"""
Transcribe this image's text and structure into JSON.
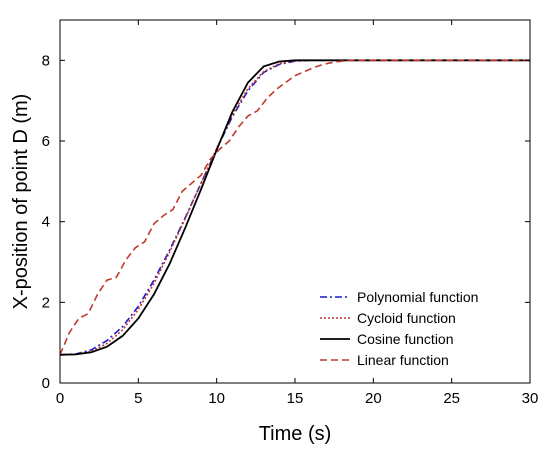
{
  "chart_data": {
    "type": "line",
    "xlabel": "Time (s)",
    "ylabel": "X-position of point D (m)",
    "xlim": [
      0,
      30
    ],
    "ylim": [
      0,
      9
    ],
    "xticks": [
      0,
      5,
      10,
      15,
      20,
      25,
      30
    ],
    "yticks": [
      0,
      2,
      4,
      6,
      8
    ],
    "xtick_labels": [
      "0",
      "5",
      "10",
      "15",
      "20",
      "25",
      "30"
    ],
    "ytick_labels": [
      "0",
      "2",
      "4",
      "6",
      "8"
    ],
    "grid": false,
    "legend_position": "bottom-right",
    "series": [
      {
        "name": "Polynomial function",
        "color": "#1a1acc",
        "style": "dashdot",
        "x": [
          0,
          1,
          2,
          3,
          4,
          5,
          6,
          7,
          8,
          9,
          10,
          11,
          12,
          13,
          14,
          15,
          16,
          17,
          18,
          30
        ],
        "y": [
          0.7,
          0.72,
          0.82,
          1.05,
          1.4,
          1.9,
          2.55,
          3.3,
          4.1,
          4.95,
          5.8,
          6.6,
          7.25,
          7.7,
          7.9,
          7.98,
          8.0,
          8.0,
          8.0,
          8.0
        ]
      },
      {
        "name": "Cycloid function",
        "color": "#c0392b",
        "style": "dotted",
        "x": [
          0,
          1,
          2,
          3,
          4,
          5,
          6,
          7,
          8,
          9,
          10,
          11,
          12,
          13,
          14,
          15,
          16,
          17,
          18,
          30
        ],
        "y": [
          0.7,
          0.71,
          0.78,
          0.98,
          1.32,
          1.82,
          2.47,
          3.25,
          4.08,
          4.95,
          5.82,
          6.65,
          7.3,
          7.72,
          7.92,
          7.99,
          8.0,
          8.0,
          8.0,
          8.0
        ]
      },
      {
        "name": "Cosine function",
        "color": "#000000",
        "style": "solid",
        "x": [
          0,
          1,
          2,
          3,
          4,
          5,
          6,
          7,
          8,
          9,
          10,
          11,
          12,
          13,
          14,
          15,
          16,
          17,
          18,
          30
        ],
        "y": [
          0.7,
          0.71,
          0.76,
          0.9,
          1.17,
          1.6,
          2.2,
          2.96,
          3.85,
          4.8,
          5.78,
          6.72,
          7.45,
          7.85,
          7.97,
          8.0,
          8.0,
          8.0,
          8.0,
          8.0
        ]
      },
      {
        "name": "Linear function",
        "color": "#c0392b",
        "style": "dashed",
        "x": [
          0,
          0.6,
          1.2,
          1.8,
          2.4,
          3.0,
          3.6,
          4.2,
          4.8,
          5.4,
          6.0,
          6.6,
          7.2,
          7.8,
          8.4,
          9.0,
          9.6,
          10.2,
          10.8,
          11.4,
          12.0,
          12.6,
          13.2,
          13.8,
          14.4,
          15.0,
          15.6,
          16.2,
          16.8,
          17.4,
          18.0,
          18.6,
          19.2,
          30
        ],
        "y": [
          0.7,
          1.25,
          1.6,
          1.72,
          2.2,
          2.55,
          2.62,
          3.05,
          3.35,
          3.5,
          3.95,
          4.15,
          4.3,
          4.75,
          4.95,
          5.15,
          5.55,
          5.8,
          6.0,
          6.35,
          6.62,
          6.75,
          7.05,
          7.28,
          7.45,
          7.62,
          7.72,
          7.82,
          7.9,
          7.95,
          7.98,
          8.0,
          8.0,
          8.0
        ]
      }
    ]
  }
}
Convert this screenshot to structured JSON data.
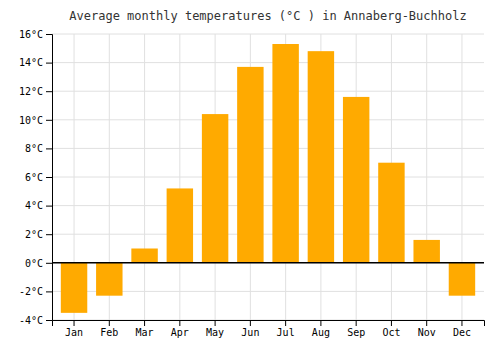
"""
### [Task]
Go through the records and show every line with the string "JSON" in it.

### [Response to the exercise]
Transcribe this image's text and structure into JSON.
Convert this screenshot to structured JSON data.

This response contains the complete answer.